### PROBLEM TO WORK ON
Convert the records, from their first line up to and including the line containing "sidebar-item-label: 社交定制 [183,651,276,678]", into a Markdown table with the columns Row and Entry. Number each line in Row, put the line itself in Entry, and skip any blank lines.

### RECORDS FOR PROCESSING
****************

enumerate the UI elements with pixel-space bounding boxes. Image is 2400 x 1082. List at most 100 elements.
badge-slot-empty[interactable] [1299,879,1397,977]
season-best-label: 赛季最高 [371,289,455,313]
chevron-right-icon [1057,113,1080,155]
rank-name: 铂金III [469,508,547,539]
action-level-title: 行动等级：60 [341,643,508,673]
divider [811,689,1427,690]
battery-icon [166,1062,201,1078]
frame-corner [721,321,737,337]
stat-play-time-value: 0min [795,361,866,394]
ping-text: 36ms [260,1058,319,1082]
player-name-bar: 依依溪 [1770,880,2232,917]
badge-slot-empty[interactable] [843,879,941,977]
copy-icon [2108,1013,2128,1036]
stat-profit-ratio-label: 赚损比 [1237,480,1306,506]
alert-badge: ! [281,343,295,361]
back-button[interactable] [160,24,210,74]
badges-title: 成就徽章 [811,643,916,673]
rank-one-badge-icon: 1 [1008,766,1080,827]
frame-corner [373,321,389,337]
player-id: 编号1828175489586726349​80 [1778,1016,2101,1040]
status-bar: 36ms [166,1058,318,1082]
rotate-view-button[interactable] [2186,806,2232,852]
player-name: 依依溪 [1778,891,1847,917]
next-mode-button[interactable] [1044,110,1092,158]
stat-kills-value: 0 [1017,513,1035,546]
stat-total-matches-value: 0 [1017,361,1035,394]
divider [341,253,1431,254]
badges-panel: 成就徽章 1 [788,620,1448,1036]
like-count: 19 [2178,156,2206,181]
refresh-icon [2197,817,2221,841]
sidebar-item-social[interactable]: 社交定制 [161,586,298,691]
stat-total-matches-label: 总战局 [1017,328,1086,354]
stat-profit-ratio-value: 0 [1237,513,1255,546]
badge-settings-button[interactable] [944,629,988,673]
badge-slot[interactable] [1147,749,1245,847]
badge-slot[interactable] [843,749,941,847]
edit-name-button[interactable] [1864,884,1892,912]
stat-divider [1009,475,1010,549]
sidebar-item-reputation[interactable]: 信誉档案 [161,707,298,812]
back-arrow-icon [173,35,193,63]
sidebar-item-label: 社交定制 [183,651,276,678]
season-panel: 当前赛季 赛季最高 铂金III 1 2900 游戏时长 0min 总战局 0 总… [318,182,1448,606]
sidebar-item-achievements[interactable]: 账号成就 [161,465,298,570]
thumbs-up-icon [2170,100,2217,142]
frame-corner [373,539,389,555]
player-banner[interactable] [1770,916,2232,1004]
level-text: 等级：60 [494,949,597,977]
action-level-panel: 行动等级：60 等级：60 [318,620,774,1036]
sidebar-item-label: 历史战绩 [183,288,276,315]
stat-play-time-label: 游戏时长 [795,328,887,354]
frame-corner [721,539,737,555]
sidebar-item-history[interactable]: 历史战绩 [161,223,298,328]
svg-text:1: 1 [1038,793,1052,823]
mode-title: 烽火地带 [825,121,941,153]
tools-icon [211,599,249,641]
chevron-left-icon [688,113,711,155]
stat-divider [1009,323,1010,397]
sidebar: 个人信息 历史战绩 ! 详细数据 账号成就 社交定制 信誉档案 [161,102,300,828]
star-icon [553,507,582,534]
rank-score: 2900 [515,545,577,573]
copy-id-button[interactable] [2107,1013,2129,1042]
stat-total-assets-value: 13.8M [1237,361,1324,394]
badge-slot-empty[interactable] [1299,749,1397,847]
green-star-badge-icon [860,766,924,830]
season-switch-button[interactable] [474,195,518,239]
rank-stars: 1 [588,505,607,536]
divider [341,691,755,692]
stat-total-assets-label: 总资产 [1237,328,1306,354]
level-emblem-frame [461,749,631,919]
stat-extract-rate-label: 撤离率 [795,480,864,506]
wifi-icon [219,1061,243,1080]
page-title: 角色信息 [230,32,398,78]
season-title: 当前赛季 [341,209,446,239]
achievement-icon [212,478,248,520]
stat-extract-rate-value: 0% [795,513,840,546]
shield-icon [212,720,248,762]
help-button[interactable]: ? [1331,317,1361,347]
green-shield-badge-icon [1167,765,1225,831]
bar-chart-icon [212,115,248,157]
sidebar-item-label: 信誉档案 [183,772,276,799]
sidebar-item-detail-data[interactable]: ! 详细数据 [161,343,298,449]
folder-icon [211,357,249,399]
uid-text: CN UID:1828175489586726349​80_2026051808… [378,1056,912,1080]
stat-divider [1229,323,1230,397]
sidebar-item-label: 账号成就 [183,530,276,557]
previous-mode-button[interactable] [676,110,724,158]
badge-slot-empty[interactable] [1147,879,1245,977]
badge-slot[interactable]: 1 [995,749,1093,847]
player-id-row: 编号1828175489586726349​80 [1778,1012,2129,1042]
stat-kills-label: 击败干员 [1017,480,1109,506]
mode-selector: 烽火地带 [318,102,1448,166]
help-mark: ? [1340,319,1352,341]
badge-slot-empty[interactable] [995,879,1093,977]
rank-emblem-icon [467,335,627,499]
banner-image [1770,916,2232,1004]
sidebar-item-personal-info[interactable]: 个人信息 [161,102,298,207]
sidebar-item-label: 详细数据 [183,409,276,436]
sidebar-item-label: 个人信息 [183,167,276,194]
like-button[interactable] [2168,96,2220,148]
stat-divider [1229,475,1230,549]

****************

### ANSWER FOR THIS EXERCISE
| Row | Entry |
|---|---|
| 1 | enumerate the UI elements with pixel-space bounding boxes. Image is 2400 x 1082. List at most 100 elements. |
| 2 | badge-slot-empty[interactable] [1299,879,1397,977] |
| 3 | season-best-label: 赛季最高 [371,289,455,313] |
| 4 | chevron-right-icon [1057,113,1080,155] |
| 5 | rank-name: 铂金III [469,508,547,539] |
| 6 | action-level-title: 行动等级：60 [341,643,508,673] |
| 7 | divider [811,689,1427,690] |
| 8 | battery-icon [166,1062,201,1078] |
| 9 | frame-corner [721,321,737,337] |
| 10 | stat-play-time-value: 0min [795,361,866,394] |
| 11 | ping-text: 36ms [260,1058,319,1082] |
| 12 | player-name-bar: 依依溪 [1770,880,2232,917] |
| 13 | badge-slot-empty[interactable] [843,879,941,977] |
| 14 | copy-icon [2108,1013,2128,1036] |
| 15 | stat-profit-ratio-label: 赚损比 [1237,480,1306,506] |
| 16 | alert-badge: ! [281,343,295,361] |
| 17 | back-button[interactable] [160,24,210,74] |
| 18 | badges-title: 成就徽章 [811,643,916,673] |
| 19 | rank-one-badge-icon: 1 [1008,766,1080,827] |
| 20 | frame-corner [373,321,389,337] |
| 21 | player-id: 编号1828175489586726349​80 [1778,1016,2101,1040] |
| 22 | status-bar: 36ms [166,1058,318,1082] |
| 23 | rotate-view-button[interactable] [2186,806,2232,852] |
| 24 | player-name: 依依溪 [1778,891,1847,917] |
| 25 | next-mode-button[interactable] [1044,110,1092,158] |
| 26 | stat-kills-value: 0 [1017,513,1035,546] |
| 27 | stat-total-matches-value: 0 [1017,361,1035,394] |
| 28 | divider [341,253,1431,254] |
| 29 | badges-panel: 成就徽章 1 [788,620,1448,1036] |
| 30 | like-count: 19 [2178,156,2206,181] |
| 31 | refresh-icon [2197,817,2221,841] |
| 32 | sidebar-item-social[interactable]: 社交定制 [161,586,298,691] |
| 33 | stat-total-matches-label: 总战局 [1017,328,1086,354] |
| 34 | stat-profit-ratio-value: 0 [1237,513,1255,546] |
| 35 | badge-settings-button[interactable] [944,629,988,673] |
| 36 | badge-slot[interactable] [1147,749,1245,847] |
| 37 | badge-slot[interactable] [843,749,941,847] |
| 38 | edit-name-button[interactable] [1864,884,1892,912] |
| 39 | stat-divider [1009,475,1010,549] |
| 40 | sidebar-item-reputation[interactable]: 信誉档案 [161,707,298,812] |
| 41 | back-arrow-icon [173,35,193,63] |
| 42 | sidebar-item-label: 社交定制 [183,651,276,678] |